START EXTRACTED RECORDS
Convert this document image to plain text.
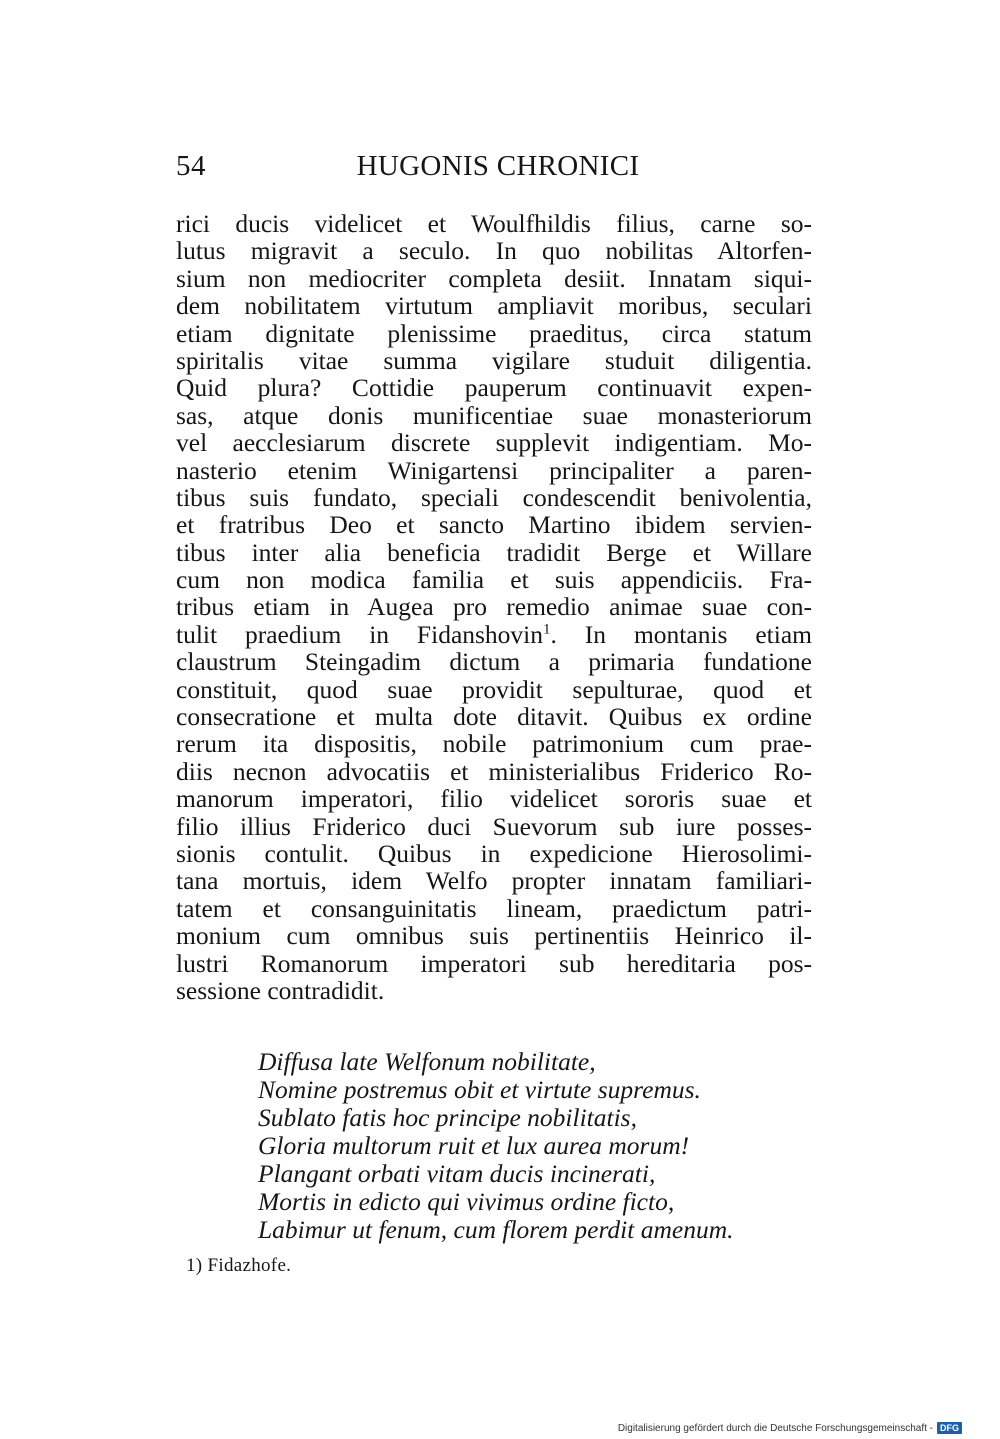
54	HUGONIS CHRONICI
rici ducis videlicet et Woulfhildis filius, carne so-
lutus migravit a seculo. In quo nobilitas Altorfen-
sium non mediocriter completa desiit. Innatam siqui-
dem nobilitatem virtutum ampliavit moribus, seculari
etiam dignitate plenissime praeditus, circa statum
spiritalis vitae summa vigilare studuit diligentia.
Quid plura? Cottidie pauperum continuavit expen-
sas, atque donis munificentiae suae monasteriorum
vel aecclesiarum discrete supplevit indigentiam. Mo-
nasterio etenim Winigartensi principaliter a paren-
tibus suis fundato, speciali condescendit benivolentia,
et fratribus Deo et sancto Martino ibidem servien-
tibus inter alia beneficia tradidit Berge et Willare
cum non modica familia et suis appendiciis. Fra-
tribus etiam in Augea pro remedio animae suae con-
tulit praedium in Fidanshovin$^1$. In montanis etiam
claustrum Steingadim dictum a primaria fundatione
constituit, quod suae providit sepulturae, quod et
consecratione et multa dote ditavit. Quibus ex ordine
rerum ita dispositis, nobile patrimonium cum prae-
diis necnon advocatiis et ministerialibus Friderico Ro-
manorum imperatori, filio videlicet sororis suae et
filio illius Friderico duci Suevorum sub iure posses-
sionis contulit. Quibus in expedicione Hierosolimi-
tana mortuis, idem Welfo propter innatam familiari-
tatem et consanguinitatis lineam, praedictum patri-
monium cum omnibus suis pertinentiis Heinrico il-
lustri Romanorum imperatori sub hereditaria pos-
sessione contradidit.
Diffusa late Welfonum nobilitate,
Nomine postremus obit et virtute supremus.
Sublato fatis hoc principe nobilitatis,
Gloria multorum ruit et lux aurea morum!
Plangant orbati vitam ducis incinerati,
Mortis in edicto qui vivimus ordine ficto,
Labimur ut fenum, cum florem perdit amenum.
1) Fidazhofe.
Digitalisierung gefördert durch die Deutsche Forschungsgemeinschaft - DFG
END EXTRACTED RECORDS
## YOUR GOAL
All the lines above are to be given again exactly as they read, with the pictures removed.

## TASK OUTPUT
Convert this document image to plain text.
54	HUGONIS CHRONICI
rici ducis videlicet et Woulfhildis filius, carne so-
lutus migravit a seculo. In quo nobilitas Altorfen-
sium non mediocriter completa desiit. Innatam siqui-
dem nobilitatem virtutum ampliavit moribus, seculari
etiam dignitate plenissime praeditus, circa statum
spiritalis vitae summa vigilare studuit diligentia.
Quid plura? Cottidie pauperum continuavit expen-
sas, atque donis munificentiae suae monasteriorum
vel aecclesiarum discrete supplevit indigentiam. Mo-
nasterio etenim Winigartensi principaliter a paren-
tibus suis fundato, speciali condescendit benivolentia,
et fratribus Deo et sancto Martino ibidem servien-
tibus inter alia beneficia tradidit Berge et Willare
cum non modica familia et suis appendiciis. Fra-
tribus etiam in Augea pro remedio animae suae con-
tulit praedium in Fidanshovin$^1$. In montanis etiam
claustrum Steingadim dictum a primaria fundatione
constituit, quod suae providit sepulturae, quod et
consecratione et multa dote ditavit. Quibus ex ordine
rerum ita dispositis, nobile patrimonium cum prae-
diis necnon advocatiis et ministerialibus Friderico Ro-
manorum imperatori, filio videlicet sororis suae et
filio illius Friderico duci Suevorum sub iure posses-
sionis contulit. Quibus in expedicione Hierosolimi-
tana mortuis, idem Welfo propter innatam familiari-
tatem et consanguinitatis lineam, praedictum patri-
monium cum omnibus suis pertinentiis Heinrico il-
lustri Romanorum imperatori sub hereditaria pos-
sessione contradidit.
Diffusa late Welfonum nobilitate,
Nomine postremus obit et virtute supremus.
Sublato fatis hoc principe nobilitatis,
Gloria multorum ruit et lux aurea morum!
Plangant orbati vitam ducis incinerati,
Mortis in edicto qui vivimus ordine ficto,
Labimur ut fenum, cum florem perdit amenum.
1) Fidazhofe.
Digitalisierung gefördert durch die Deutsche Forschungsgemeinschaft - DFG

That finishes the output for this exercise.